▶ What you should do
Reproduce all of the data word for word.

▶ Records for the task
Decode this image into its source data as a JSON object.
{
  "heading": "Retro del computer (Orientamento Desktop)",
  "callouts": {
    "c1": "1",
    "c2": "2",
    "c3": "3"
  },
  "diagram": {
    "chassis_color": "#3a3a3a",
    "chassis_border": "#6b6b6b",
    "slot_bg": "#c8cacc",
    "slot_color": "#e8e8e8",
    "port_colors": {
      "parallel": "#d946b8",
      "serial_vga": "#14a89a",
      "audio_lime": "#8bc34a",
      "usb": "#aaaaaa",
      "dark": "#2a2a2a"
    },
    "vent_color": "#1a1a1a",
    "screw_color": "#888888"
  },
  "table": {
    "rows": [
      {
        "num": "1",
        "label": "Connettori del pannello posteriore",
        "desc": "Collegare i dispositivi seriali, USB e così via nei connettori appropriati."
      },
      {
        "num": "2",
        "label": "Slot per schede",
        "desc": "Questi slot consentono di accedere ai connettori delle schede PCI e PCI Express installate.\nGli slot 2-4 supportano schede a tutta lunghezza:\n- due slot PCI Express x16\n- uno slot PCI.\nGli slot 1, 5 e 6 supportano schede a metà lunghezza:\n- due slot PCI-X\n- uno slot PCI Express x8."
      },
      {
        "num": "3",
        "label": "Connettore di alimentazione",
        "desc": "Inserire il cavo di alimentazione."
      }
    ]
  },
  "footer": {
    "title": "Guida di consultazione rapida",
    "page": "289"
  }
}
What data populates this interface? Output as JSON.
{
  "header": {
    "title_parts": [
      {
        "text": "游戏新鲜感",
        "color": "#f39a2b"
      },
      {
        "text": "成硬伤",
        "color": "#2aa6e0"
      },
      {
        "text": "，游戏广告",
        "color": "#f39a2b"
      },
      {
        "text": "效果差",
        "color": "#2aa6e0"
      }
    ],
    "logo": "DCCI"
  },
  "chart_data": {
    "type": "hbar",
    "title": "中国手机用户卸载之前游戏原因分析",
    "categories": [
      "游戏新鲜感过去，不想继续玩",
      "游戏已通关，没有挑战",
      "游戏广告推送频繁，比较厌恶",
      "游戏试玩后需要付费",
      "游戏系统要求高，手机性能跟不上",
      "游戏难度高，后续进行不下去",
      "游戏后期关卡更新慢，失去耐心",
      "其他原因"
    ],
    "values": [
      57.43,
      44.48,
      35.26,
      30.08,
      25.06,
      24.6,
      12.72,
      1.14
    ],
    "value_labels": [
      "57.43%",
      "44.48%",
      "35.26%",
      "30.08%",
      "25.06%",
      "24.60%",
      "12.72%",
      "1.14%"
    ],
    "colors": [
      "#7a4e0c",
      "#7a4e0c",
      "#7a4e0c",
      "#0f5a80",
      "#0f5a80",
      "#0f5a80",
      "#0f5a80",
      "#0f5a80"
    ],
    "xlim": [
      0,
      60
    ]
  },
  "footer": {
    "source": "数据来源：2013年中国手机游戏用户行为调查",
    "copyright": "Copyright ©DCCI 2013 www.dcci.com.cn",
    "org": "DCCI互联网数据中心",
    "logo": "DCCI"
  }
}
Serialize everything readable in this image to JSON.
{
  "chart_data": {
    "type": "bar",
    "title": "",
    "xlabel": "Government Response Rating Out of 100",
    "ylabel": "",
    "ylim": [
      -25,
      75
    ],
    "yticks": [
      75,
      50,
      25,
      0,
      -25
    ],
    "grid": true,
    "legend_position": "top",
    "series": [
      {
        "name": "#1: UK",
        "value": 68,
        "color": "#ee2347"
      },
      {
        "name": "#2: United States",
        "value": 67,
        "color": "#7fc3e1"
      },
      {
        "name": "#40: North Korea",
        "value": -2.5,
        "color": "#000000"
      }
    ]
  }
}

▶ Final result
Decode this image into its source data as a JSON object.
{
  "heading": "Retro del computer (Orientamento Desktop)",
  "callouts": {
    "c1": "1",
    "c2": "2",
    "c3": "3"
  },
  "diagram": {
    "chassis_color": "#3a3a3a",
    "chassis_border": "#6b6b6b",
    "slot_bg": "#c8cacc",
    "slot_color": "#e8e8e8",
    "port_colors": {
      "parallel": "#d946b8",
      "serial_vga": "#14a89a",
      "audio_lime": "#8bc34a",
      "usb": "#aaaaaa",
      "dark": "#2a2a2a"
    },
    "vent_color": "#1a1a1a",
    "screw_color": "#888888"
  },
  "table": {
    "rows": [
      {
        "num": "1",
        "label": "Connettori del pannello posteriore",
        "desc": "Collegare i dispositivi seriali, USB e così via nei connettori appropriati."
      },
      {
        "num": "2",
        "label": "Slot per schede",
        "desc": "Questi slot consentono di accedere ai connettori delle schede PCI e PCI Express installate.\nGli slot 2-4 supportano schede a tutta lunghezza:\n- due slot PCI Express x16\n- uno slot PCI.\nGli slot 1, 5 e 6 supportano schede a metà lunghezza:\n- due slot PCI-X\n- uno slot PCI Express x8."
      },
      {
        "num": "3",
        "label": "Connettore di alimentazione",
        "desc": "Inserire il cavo di alimentazione."
      }
    ]
  },
  "footer": {
    "title": "Guida di consultazione rapida",
    "page": "289"
  }
}
What data populates this interface? Output as JSON.
{
  "header": {
    "title_parts": [
      {
        "text": "游戏新鲜感",
        "color": "#f39a2b"
      },
      {
        "text": "成硬伤",
        "color": "#2aa6e0"
      },
      {
        "text": "，游戏广告",
        "color": "#f39a2b"
      },
      {
        "text": "效果差",
        "color": "#2aa6e0"
      }
    ],
    "logo": "DCCI"
  },
  "chart_data": {
    "type": "hbar",
    "title": "中国手机用户卸载之前游戏原因分析",
    "categories": [
      "游戏新鲜感过去，不想继续玩",
      "游戏已通关，没有挑战",
      "游戏广告推送频繁，比较厌恶",
      "游戏试玩后需要付费",
      "游戏系统要求高，手机性能跟不上",
      "游戏难度高，后续进行不下去",
      "游戏后期关卡更新慢，失去耐心",
      "其他原因"
    ],
    "values": [
      57.43,
      44.48,
      35.26,
      30.08,
      25.06,
      24.6,
      12.72,
      1.14
    ],
    "value_labels": [
      "57.43%",
      "44.48%",
      "35.26%",
      "30.08%",
      "25.06%",
      "24.60%",
      "12.72%",
      "1.14%"
    ],
    "colors": [
      "#7a4e0c",
      "#7a4e0c",
      "#7a4e0c",
      "#0f5a80",
      "#0f5a80",
      "#0f5a80",
      "#0f5a80",
      "#0f5a80"
    ],
    "xlim": [
      0,
      60
    ]
  },
  "footer": {
    "source": "数据来源：2013年中国手机游戏用户行为调查",
    "copyright": "Copyright ©DCCI 2013 www.dcci.com.cn",
    "org": "DCCI互联网数据中心",
    "logo": "DCCI"
  }
}
Serialize everything readable in this image to JSON.
{
  "chart_data": {
    "type": "bar",
    "title": "",
    "xlabel": "Government Response Rating Out of 100",
    "ylabel": "",
    "ylim": [
      -25,
      75
    ],
    "yticks": [
      75,
      50,
      25,
      0,
      -25
    ],
    "grid": true,
    "legend_position": "top",
    "series": [
      {
        "name": "#1: UK",
        "value": 68,
        "color": "#ee2347"
      },
      {
        "name": "#2: United States",
        "value": 67,
        "color": "#7fc3e1"
      },
      {
        "name": "#40: North Korea",
        "value": -2.5,
        "color": "#000000"
      }
    ]
  }
}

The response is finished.